● WHAT IS REQUIRED
Skip the pictures and repeat each line of the data exactly.

— Start INPUT MATERIAL —

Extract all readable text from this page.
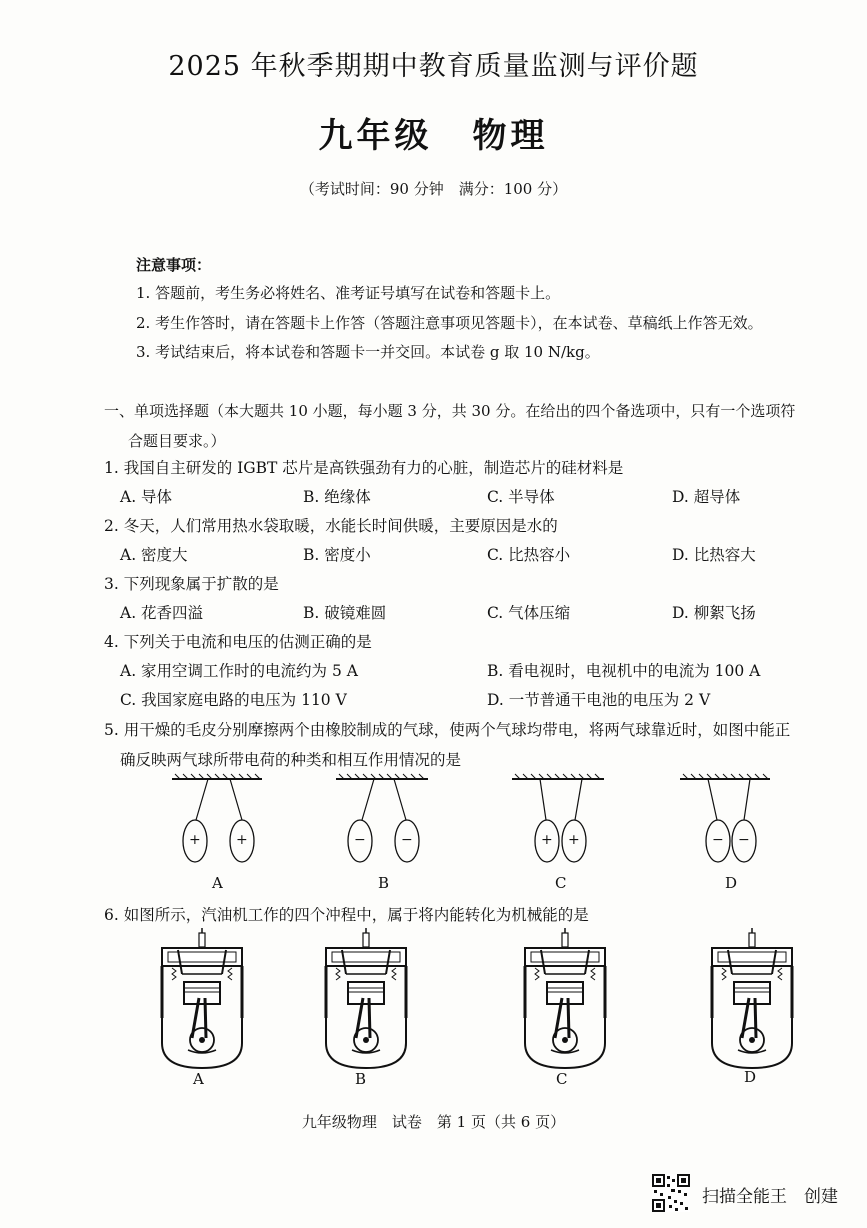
2025 年秋季期期中教育质量监测与评价题
九年级 物理
（考试时间：90 分钟　满分：100 分）
注意事项：
1. 答题前，考生务必将姓名、准考证号填写在试卷和答题卡上。
2. 考生作答时，请在答题卡上作答（答题注意事项见答题卡），在本试卷、草稿纸上作答无效。
3. 考试结束后，将本试卷和答题卡一并交回。本试卷 g 取 10 N/kg。
一、单项选择题（本大题共 10 小题，每小题 3 分，共 30 分。在给出的四个备选项中，只有一个选项符
合题目要求。）
1. 我国自主研发的 IGBT 芯片是高铁强劲有力的心脏，制造芯片的硅材料是
A. 导体	B. 绝缘体	C. 半导体	D. 超导体
2. 冬天，人们常用热水袋取暖，水能长时间供暖，主要原因是水的
A. 密度大	B. 密度小	C. 比热容小	D. 比热容大
3. 下列现象属于扩散的是
A. 花香四溢	B. 破镜难圆	C. 气体压缩	D. 柳絮飞扬
4. 下列关于电流和电压的估测正确的是
A. 家用空调工作时的电流约为 5 A	B. 看电视时，电视机中的电流为 100 A
C. 我国家庭电路的电压为 110 V	D. 一节普通干电池的电压为 2 V
5. 用干燥的毛皮分别摩擦两个由橡胶制成的气球，使两个气球均带电，将两气球靠近时，如图中能正
确反映两气球所带电荷的种类和相互作用情况的是
+	+	−	−	+ +	− −
A	B	C	D
6. 如图所示，汽油机工作的四个冲程中，属于将内能转化为机械能的是
A	B	C	D
九年级物理　试卷　第 1 页（共 6 页）
扫描全能王　创建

— End INPUT MATERIAL —

● RESULT FOR THIS EXERCISE
Extract all readable text from this page.
2025 年秋季期期中教育质量监测与评价题
九年级 物理
（考试时间：90 分钟　满分：100 分）
注意事项：
1. 答题前，考生务必将姓名、准考证号填写在试卷和答题卡上。
2. 考生作答时，请在答题卡上作答（答题注意事项见答题卡），在本试卷、草稿纸上作答无效。
3. 考试结束后，将本试卷和答题卡一并交回。本试卷 g 取 10 N/kg。
一、单项选择题（本大题共 10 小题，每小题 3 分，共 30 分。在给出的四个备选项中，只有一个选项符
合题目要求。）
1. 我国自主研发的 IGBT 芯片是高铁强劲有力的心脏，制造芯片的硅材料是
A. 导体	B. 绝缘体	C. 半导体	D. 超导体
2. 冬天，人们常用热水袋取暖，水能长时间供暖，主要原因是水的
A. 密度大	B. 密度小	C. 比热容小	D. 比热容大
3. 下列现象属于扩散的是
A. 花香四溢	B. 破镜难圆	C. 气体压缩	D. 柳絮飞扬
4. 下列关于电流和电压的估测正确的是
A. 家用空调工作时的电流约为 5 A	B. 看电视时，电视机中的电流为 100 A
C. 我国家庭电路的电压为 110 V	D. 一节普通干电池的电压为 2 V
5. 用干燥的毛皮分别摩擦两个由橡胶制成的气球，使两个气球均带电，将两气球靠近时，如图中能正
确反映两气球所带电荷的种类和相互作用情况的是
+	+	−	−	+ +	− −
A	B	C	D
6. 如图所示，汽油机工作的四个冲程中，属于将内能转化为机械能的是
A	B	C	D
九年级物理　试卷　第 1 页（共 6 页）
扫描全能王　创建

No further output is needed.